━━━ Recorded information

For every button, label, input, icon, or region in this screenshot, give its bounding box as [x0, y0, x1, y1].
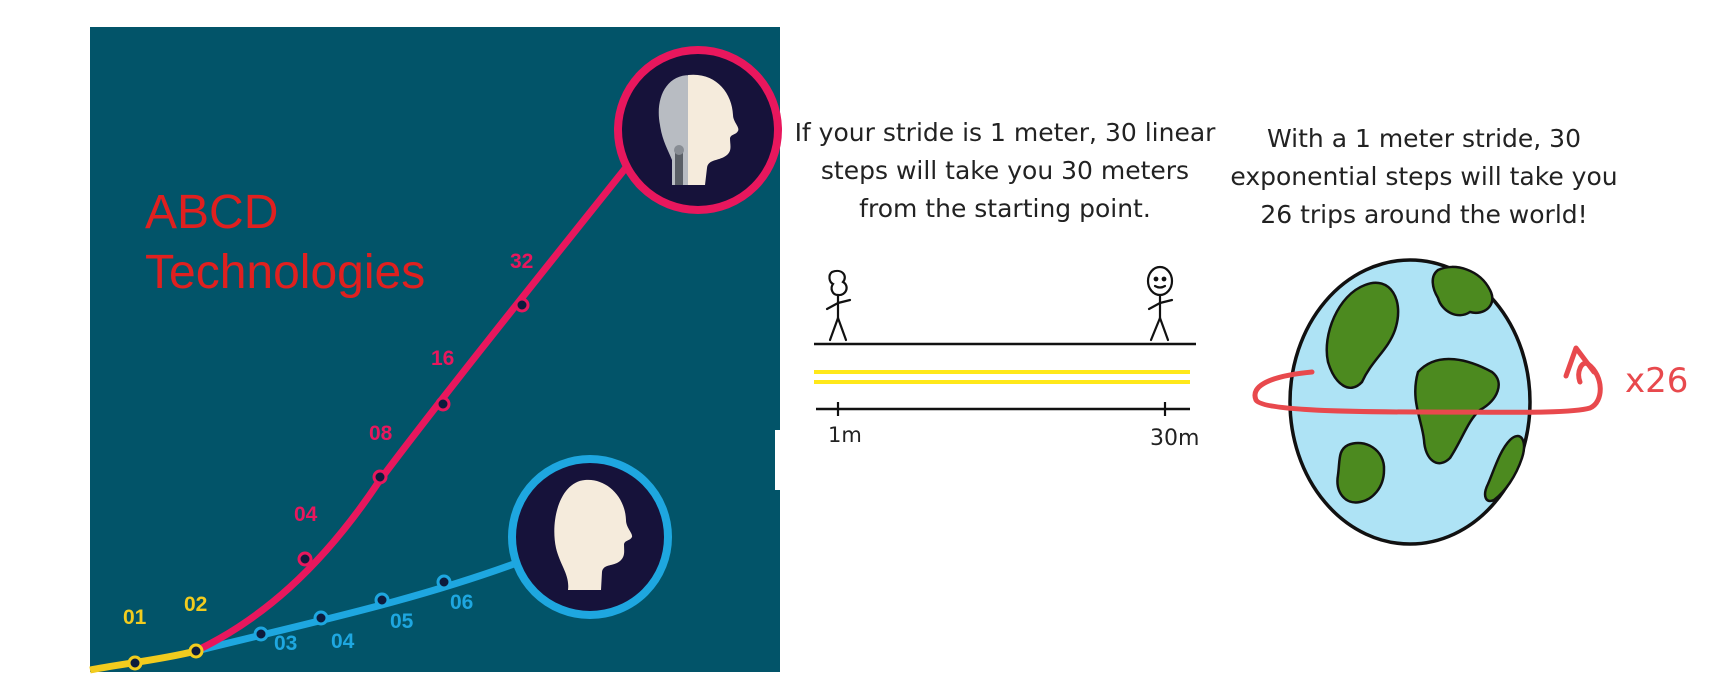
- stick-figure-end-icon: [1146, 265, 1174, 342]
- label-exp-16: 16: [431, 347, 454, 370]
- label-exp-32: 32: [510, 250, 533, 273]
- label-lin-04: 04: [331, 630, 355, 653]
- label-exp-04: 04: [294, 503, 318, 526]
- point-02: [188, 643, 204, 659]
- linear-caption-line-2: steps will take you 30 meters: [821, 156, 1189, 185]
- point-lin-05: [374, 592, 390, 608]
- orbit-multiplier: x26: [1625, 361, 1688, 401]
- linear-caption-line-3: from the starting point.: [859, 194, 1151, 223]
- human-head-icon: [508, 455, 672, 619]
- point-lin-06: [436, 574, 452, 590]
- linear-steps-panel: If your stride is 1 meter, 30 linear ste…: [795, 118, 1217, 451]
- point-exp-08: [372, 469, 388, 485]
- growth-panel: ABCD Technologies 01 02 04 08 16 32 03 0…: [89, 27, 782, 674]
- scale-label-end: 30m: [1150, 426, 1199, 451]
- scale-label-start: 1m: [828, 423, 862, 447]
- exp-caption-line-2: exponential steps will take you: [1230, 162, 1617, 191]
- exp-caption-line-1: With a 1 meter stride, 30: [1267, 124, 1581, 153]
- point-exp-32: [514, 297, 530, 313]
- label-exp-08: 08: [369, 422, 393, 445]
- brand-line-2: Technologies: [145, 246, 425, 299]
- stick-figure-start-icon: [825, 269, 852, 342]
- exp-caption-line-3: 26 trips around the world!: [1260, 200, 1587, 229]
- point-lin-04: [313, 610, 329, 626]
- point-lin-03: [253, 626, 269, 642]
- robot-head-icon: [614, 46, 782, 214]
- label-lin-03: 03: [274, 632, 297, 655]
- label-lin-06: 06: [450, 591, 473, 614]
- point-exp-04: [297, 551, 313, 567]
- infographic-canvas: ABCD Technologies 01 02 04 08 16 32 03 0…: [89, 27, 1688, 674]
- label-start-02: 02: [184, 593, 207, 616]
- point-exp-16: [435, 396, 451, 412]
- linear-caption-line-1: If your stride is 1 meter, 30 linear: [795, 118, 1217, 147]
- point-01: [127, 655, 143, 671]
- label-lin-05: 05: [390, 610, 414, 633]
- brand-line-1: ABCD: [145, 186, 278, 239]
- label-start-01: 01: [123, 606, 147, 629]
- globe-icon: [1288, 258, 1532, 546]
- exponential-steps-panel: With a 1 meter stride, 30 exponential st…: [1230, 124, 1688, 546]
- divider-patch: [775, 430, 785, 490]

━━━━━━

The task: Rewrite all the entries above, replacing every occurrence of "panel" with "section" and leaving everything else unchanged. Omit the pictures from your answer.

Solution to the problem:
For every button, label, input, icon, or region in this screenshot, give its bounding box as [x0, y0, x1, y1].
- stick-figure-end-icon: [1146, 265, 1174, 342]
- label-exp-16: 16: [431, 347, 454, 370]
- label-exp-32: 32: [510, 250, 533, 273]
- label-lin-04: 04: [331, 630, 355, 653]
- label-exp-04: 04: [294, 503, 318, 526]
- point-02: [188, 643, 204, 659]
- linear-caption-line-2: steps will take you 30 meters: [821, 156, 1189, 185]
- point-lin-05: [374, 592, 390, 608]
- orbit-multiplier: x26: [1625, 361, 1688, 401]
- linear-caption-line-3: from the starting point.: [859, 194, 1151, 223]
- human-head-icon: [508, 455, 672, 619]
- point-lin-06: [436, 574, 452, 590]
- linear-steps-section: If your stride is 1 meter, 30 linear ste…: [795, 118, 1217, 451]
- point-exp-08: [372, 469, 388, 485]
- growth-section: ABCD Technologies 01 02 04 08 16 32 03 0…: [89, 27, 782, 674]
- scale-label-end: 30m: [1150, 426, 1199, 451]
- scale-label-start: 1m: [828, 423, 862, 447]
- exp-caption-line-2: exponential steps will take you: [1230, 162, 1617, 191]
- exp-caption-line-1: With a 1 meter stride, 30: [1267, 124, 1581, 153]
- point-exp-32: [514, 297, 530, 313]
- label-exp-08: 08: [369, 422, 393, 445]
- brand-line-2: Technologies: [145, 246, 425, 299]
- stick-figure-start-icon: [825, 269, 852, 342]
- exp-caption-line-3: 26 trips around the world!: [1260, 200, 1587, 229]
- point-lin-04: [313, 610, 329, 626]
- point-lin-03: [253, 626, 269, 642]
- robot-head-icon: [614, 46, 782, 214]
- label-lin-03: 03: [274, 632, 297, 655]
- label-lin-06: 06: [450, 591, 473, 614]
- point-exp-04: [297, 551, 313, 567]
- infographic-canvas: ABCD Technologies 01 02 04 08 16 32 03 0…: [89, 27, 1688, 674]
- label-start-02: 02: [184, 593, 207, 616]
- point-exp-16: [435, 396, 451, 412]
- linear-caption-line-1: If your stride is 1 meter, 30 linear: [795, 118, 1217, 147]
- point-01: [127, 655, 143, 671]
- label-lin-05: 05: [390, 610, 414, 633]
- brand-line-1: ABCD: [145, 186, 278, 239]
- label-start-01: 01: [123, 606, 147, 629]
- globe-icon: [1288, 258, 1532, 546]
- exponential-steps-section: With a 1 meter stride, 30 exponential st…: [1230, 124, 1688, 546]
- divider-patch: [775, 430, 785, 490]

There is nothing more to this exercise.